— START OF Stored data —

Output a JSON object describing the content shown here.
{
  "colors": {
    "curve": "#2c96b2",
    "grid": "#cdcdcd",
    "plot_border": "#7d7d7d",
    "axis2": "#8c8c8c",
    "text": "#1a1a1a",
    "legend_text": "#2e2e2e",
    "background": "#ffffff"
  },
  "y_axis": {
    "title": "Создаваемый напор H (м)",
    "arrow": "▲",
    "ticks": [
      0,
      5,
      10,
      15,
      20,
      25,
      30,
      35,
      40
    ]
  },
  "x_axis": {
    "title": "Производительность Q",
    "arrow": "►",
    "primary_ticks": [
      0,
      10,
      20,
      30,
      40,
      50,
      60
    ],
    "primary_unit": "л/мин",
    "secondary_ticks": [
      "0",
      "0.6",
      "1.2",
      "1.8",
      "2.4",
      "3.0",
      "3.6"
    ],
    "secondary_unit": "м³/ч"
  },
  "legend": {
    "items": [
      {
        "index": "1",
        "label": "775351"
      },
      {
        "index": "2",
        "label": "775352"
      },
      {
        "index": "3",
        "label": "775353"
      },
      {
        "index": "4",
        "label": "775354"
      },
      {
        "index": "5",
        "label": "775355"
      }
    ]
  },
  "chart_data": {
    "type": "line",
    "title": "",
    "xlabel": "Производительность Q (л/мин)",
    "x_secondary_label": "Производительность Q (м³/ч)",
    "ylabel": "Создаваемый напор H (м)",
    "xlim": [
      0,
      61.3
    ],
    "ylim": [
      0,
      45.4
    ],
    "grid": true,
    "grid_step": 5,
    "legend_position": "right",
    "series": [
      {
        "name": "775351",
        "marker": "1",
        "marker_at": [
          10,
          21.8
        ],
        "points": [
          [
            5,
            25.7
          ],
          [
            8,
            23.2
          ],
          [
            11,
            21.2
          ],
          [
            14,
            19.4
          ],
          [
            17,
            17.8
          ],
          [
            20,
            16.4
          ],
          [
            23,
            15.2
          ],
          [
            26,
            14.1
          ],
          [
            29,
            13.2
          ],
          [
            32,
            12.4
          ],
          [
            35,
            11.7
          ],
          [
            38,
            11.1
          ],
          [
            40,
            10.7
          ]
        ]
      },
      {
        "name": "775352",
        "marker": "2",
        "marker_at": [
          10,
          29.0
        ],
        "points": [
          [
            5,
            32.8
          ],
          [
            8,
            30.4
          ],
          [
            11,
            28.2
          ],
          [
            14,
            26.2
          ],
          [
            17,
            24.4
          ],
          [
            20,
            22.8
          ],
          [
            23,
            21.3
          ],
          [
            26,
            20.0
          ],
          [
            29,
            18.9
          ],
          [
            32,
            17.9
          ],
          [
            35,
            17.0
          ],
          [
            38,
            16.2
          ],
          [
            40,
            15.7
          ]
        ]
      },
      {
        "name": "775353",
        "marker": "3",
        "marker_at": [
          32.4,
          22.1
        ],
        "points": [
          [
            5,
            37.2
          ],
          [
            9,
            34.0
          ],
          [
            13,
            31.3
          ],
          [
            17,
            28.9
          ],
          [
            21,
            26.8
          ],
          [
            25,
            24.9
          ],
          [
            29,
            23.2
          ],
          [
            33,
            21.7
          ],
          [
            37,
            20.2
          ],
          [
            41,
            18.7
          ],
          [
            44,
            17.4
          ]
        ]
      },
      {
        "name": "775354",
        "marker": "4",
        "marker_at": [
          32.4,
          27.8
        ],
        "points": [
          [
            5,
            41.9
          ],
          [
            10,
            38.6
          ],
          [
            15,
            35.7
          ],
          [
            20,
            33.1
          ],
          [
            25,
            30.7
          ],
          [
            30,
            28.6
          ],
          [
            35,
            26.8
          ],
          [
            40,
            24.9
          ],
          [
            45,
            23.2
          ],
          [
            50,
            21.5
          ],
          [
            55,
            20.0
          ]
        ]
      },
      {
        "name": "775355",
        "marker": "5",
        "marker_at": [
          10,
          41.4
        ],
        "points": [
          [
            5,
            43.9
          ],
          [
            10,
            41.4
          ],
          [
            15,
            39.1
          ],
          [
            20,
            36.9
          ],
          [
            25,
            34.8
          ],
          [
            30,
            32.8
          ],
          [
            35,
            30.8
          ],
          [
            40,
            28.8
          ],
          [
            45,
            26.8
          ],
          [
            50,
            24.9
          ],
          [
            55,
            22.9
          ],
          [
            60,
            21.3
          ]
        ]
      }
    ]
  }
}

— END OF Stored data —

**Goal:**
Your task is to retype all the records above with nothing left out.

**Completed exercise:**
Output a JSON object describing the content shown here.
{
  "colors": {
    "curve": "#2c96b2",
    "grid": "#cdcdcd",
    "plot_border": "#7d7d7d",
    "axis2": "#8c8c8c",
    "text": "#1a1a1a",
    "legend_text": "#2e2e2e",
    "background": "#ffffff"
  },
  "y_axis": {
    "title": "Создаваемый напор H (м)",
    "arrow": "▲",
    "ticks": [
      0,
      5,
      10,
      15,
      20,
      25,
      30,
      35,
      40
    ]
  },
  "x_axis": {
    "title": "Производительность Q",
    "arrow": "►",
    "primary_ticks": [
      0,
      10,
      20,
      30,
      40,
      50,
      60
    ],
    "primary_unit": "л/мин",
    "secondary_ticks": [
      "0",
      "0.6",
      "1.2",
      "1.8",
      "2.4",
      "3.0",
      "3.6"
    ],
    "secondary_unit": "м³/ч"
  },
  "legend": {
    "items": [
      {
        "index": "1",
        "label": "775351"
      },
      {
        "index": "2",
        "label": "775352"
      },
      {
        "index": "3",
        "label": "775353"
      },
      {
        "index": "4",
        "label": "775354"
      },
      {
        "index": "5",
        "label": "775355"
      }
    ]
  },
  "chart_data": {
    "type": "line",
    "title": "",
    "xlabel": "Производительность Q (л/мин)",
    "x_secondary_label": "Производительность Q (м³/ч)",
    "ylabel": "Создаваемый напор H (м)",
    "xlim": [
      0,
      61.3
    ],
    "ylim": [
      0,
      45.4
    ],
    "grid": true,
    "grid_step": 5,
    "legend_position": "right",
    "series": [
      {
        "name": "775351",
        "marker": "1",
        "marker_at": [
          10,
          21.8
        ],
        "points": [
          [
            5,
            25.7
          ],
          [
            8,
            23.2
          ],
          [
            11,
            21.2
          ],
          [
            14,
            19.4
          ],
          [
            17,
            17.8
          ],
          [
            20,
            16.4
          ],
          [
            23,
            15.2
          ],
          [
            26,
            14.1
          ],
          [
            29,
            13.2
          ],
          [
            32,
            12.4
          ],
          [
            35,
            11.7
          ],
          [
            38,
            11.1
          ],
          [
            40,
            10.7
          ]
        ]
      },
      {
        "name": "775352",
        "marker": "2",
        "marker_at": [
          10,
          29.0
        ],
        "points": [
          [
            5,
            32.8
          ],
          [
            8,
            30.4
          ],
          [
            11,
            28.2
          ],
          [
            14,
            26.2
          ],
          [
            17,
            24.4
          ],
          [
            20,
            22.8
          ],
          [
            23,
            21.3
          ],
          [
            26,
            20.0
          ],
          [
            29,
            18.9
          ],
          [
            32,
            17.9
          ],
          [
            35,
            17.0
          ],
          [
            38,
            16.2
          ],
          [
            40,
            15.7
          ]
        ]
      },
      {
        "name": "775353",
        "marker": "3",
        "marker_at": [
          32.4,
          22.1
        ],
        "points": [
          [
            5,
            37.2
          ],
          [
            9,
            34.0
          ],
          [
            13,
            31.3
          ],
          [
            17,
            28.9
          ],
          [
            21,
            26.8
          ],
          [
            25,
            24.9
          ],
          [
            29,
            23.2
          ],
          [
            33,
            21.7
          ],
          [
            37,
            20.2
          ],
          [
            41,
            18.7
          ],
          [
            44,
            17.4
          ]
        ]
      },
      {
        "name": "775354",
        "marker": "4",
        "marker_at": [
          32.4,
          27.8
        ],
        "points": [
          [
            5,
            41.9
          ],
          [
            10,
            38.6
          ],
          [
            15,
            35.7
          ],
          [
            20,
            33.1
          ],
          [
            25,
            30.7
          ],
          [
            30,
            28.6
          ],
          [
            35,
            26.8
          ],
          [
            40,
            24.9
          ],
          [
            45,
            23.2
          ],
          [
            50,
            21.5
          ],
          [
            55,
            20.0
          ]
        ]
      },
      {
        "name": "775355",
        "marker": "5",
        "marker_at": [
          10,
          41.4
        ],
        "points": [
          [
            5,
            43.9
          ],
          [
            10,
            41.4
          ],
          [
            15,
            39.1
          ],
          [
            20,
            36.9
          ],
          [
            25,
            34.8
          ],
          [
            30,
            32.8
          ],
          [
            35,
            30.8
          ],
          [
            40,
            28.8
          ],
          [
            45,
            26.8
          ],
          [
            50,
            24.9
          ],
          [
            55,
            22.9
          ],
          [
            60,
            21.3
          ]
        ]
      }
    ]
  }
}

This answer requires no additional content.